### Written task
Lines containing "Clone" are to be counted. Give the number and nothing more.
** start Materials provided **
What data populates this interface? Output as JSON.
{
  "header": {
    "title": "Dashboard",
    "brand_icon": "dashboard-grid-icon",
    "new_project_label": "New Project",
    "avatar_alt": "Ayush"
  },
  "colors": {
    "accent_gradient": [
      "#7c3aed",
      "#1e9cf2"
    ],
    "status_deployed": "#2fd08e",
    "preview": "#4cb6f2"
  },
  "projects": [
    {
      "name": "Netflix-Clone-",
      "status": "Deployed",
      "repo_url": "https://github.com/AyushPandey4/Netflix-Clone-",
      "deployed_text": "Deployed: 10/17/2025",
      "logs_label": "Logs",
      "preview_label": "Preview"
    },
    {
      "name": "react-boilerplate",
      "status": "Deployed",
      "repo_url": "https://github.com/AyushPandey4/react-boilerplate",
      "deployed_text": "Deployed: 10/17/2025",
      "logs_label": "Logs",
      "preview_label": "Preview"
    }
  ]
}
** end Materials provided **
### Complete answer
2